WHAT THE TASK ASKS »
Locate the string "this" throughout the material and copy every line in which it occurs.

==== INPUT RECORDS

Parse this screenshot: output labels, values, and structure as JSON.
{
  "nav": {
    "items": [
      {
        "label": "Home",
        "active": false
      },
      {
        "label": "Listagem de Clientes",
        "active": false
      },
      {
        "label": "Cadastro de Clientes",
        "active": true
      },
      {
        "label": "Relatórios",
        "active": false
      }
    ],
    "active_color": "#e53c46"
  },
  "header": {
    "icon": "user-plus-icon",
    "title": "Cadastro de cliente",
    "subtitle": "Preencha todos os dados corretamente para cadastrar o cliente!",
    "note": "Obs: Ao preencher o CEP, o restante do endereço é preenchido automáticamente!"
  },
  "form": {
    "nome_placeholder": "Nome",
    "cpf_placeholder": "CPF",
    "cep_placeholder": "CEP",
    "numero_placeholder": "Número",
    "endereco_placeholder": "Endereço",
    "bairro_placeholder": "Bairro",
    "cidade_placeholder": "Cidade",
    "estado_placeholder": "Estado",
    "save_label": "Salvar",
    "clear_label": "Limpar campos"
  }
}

========
==== INPUT RECORDS

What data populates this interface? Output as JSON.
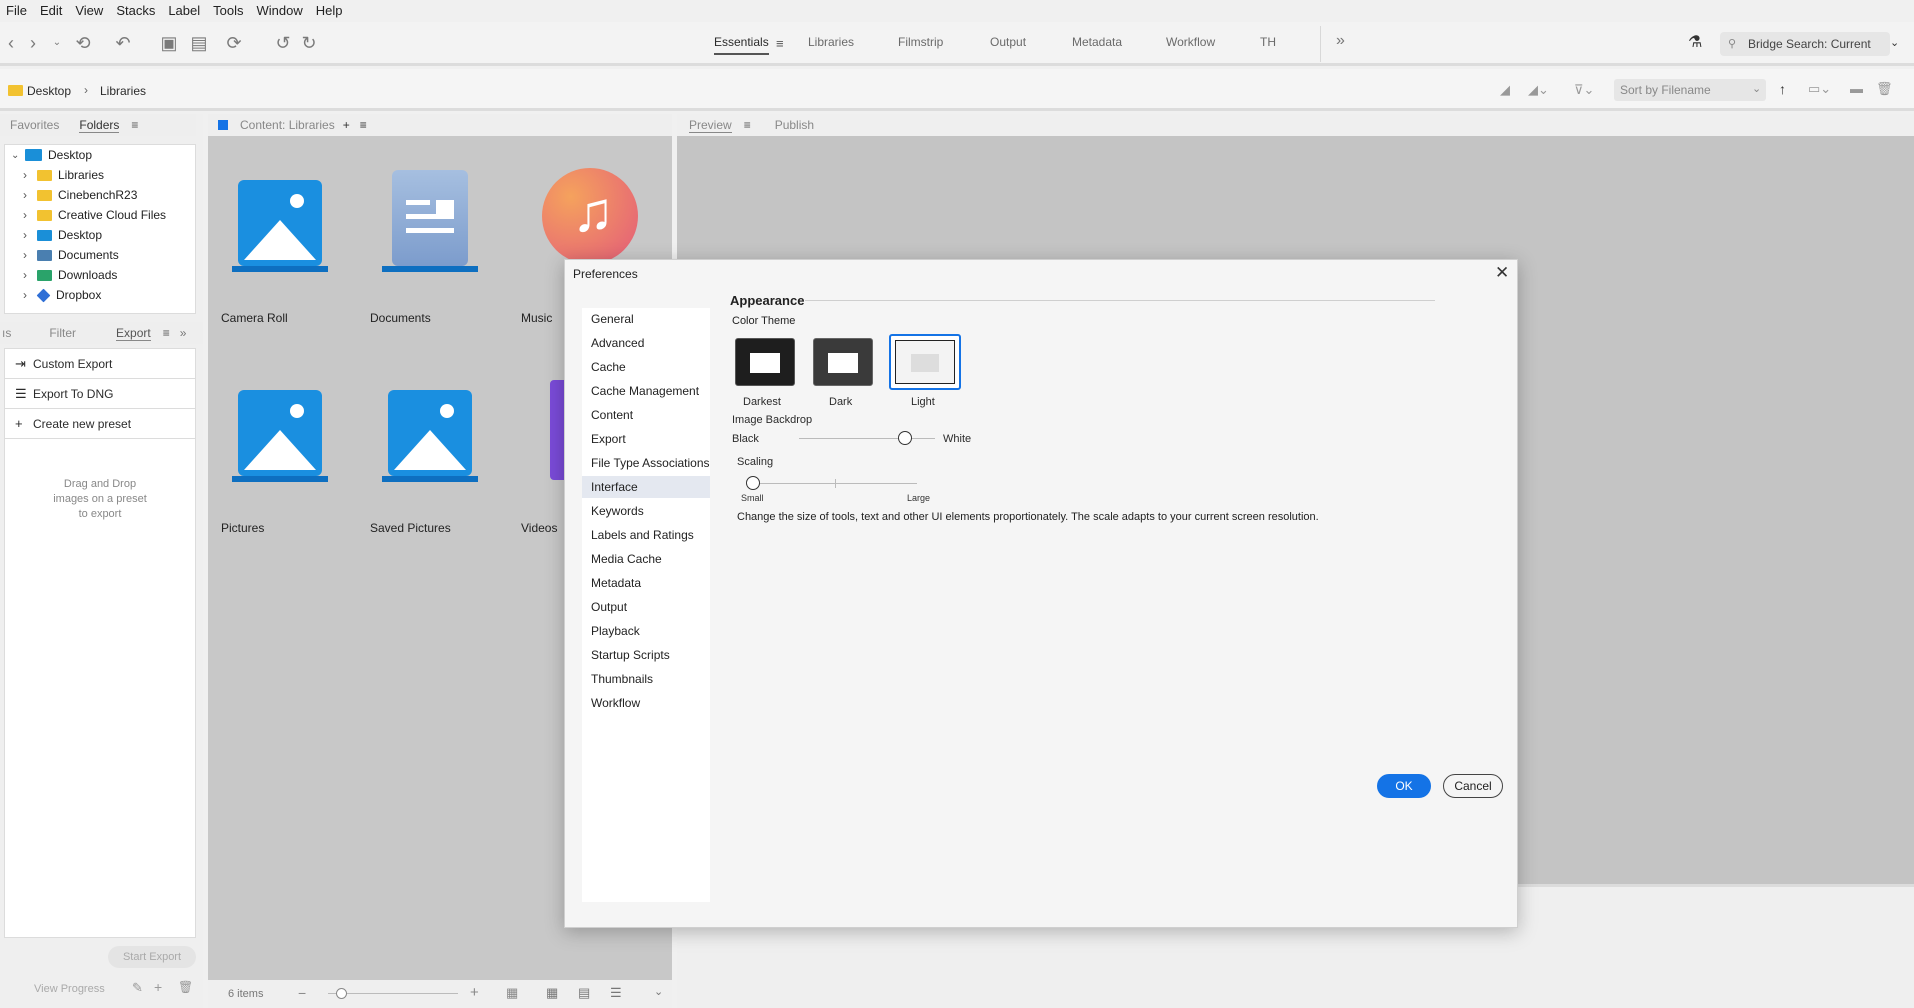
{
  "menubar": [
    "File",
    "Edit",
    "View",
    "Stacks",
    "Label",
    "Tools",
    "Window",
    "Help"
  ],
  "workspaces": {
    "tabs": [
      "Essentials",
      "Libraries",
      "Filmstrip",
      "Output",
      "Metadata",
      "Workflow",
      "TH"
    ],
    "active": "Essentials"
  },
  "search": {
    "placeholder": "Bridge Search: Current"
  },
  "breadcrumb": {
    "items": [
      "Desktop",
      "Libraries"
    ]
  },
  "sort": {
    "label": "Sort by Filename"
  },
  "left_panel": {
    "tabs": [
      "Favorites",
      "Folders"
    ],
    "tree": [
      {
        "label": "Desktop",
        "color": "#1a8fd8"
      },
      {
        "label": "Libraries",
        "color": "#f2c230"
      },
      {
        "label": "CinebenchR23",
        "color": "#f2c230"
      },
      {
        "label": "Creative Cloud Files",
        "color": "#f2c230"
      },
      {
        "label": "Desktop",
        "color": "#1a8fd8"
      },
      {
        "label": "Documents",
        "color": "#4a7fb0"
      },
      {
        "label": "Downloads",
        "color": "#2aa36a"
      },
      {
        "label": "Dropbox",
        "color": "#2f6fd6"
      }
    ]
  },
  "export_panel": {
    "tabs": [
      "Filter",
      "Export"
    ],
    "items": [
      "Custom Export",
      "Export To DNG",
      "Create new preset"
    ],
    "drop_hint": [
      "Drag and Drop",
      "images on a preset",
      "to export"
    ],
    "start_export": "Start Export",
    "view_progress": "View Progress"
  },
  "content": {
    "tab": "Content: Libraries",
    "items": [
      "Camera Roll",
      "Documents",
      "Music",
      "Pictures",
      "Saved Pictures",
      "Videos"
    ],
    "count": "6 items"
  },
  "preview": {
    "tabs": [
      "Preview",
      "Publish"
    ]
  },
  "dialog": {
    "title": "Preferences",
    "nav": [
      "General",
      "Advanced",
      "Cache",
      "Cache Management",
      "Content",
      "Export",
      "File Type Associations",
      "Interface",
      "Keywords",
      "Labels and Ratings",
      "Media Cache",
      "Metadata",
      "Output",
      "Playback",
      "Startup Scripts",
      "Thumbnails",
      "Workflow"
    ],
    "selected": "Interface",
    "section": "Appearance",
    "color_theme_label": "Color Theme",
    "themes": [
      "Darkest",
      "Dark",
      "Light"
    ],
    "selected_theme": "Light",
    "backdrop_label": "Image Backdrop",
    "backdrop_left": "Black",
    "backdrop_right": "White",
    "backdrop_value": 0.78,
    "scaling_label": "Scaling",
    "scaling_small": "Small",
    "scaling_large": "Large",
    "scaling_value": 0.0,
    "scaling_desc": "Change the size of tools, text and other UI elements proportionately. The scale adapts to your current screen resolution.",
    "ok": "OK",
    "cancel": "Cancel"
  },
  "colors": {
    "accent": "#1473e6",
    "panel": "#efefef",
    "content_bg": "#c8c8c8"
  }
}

========

REPLY TO THE TASK »
Parse this screenshot: output labels, values, and structure as JSON.
What data populates this interface? Output as JSON.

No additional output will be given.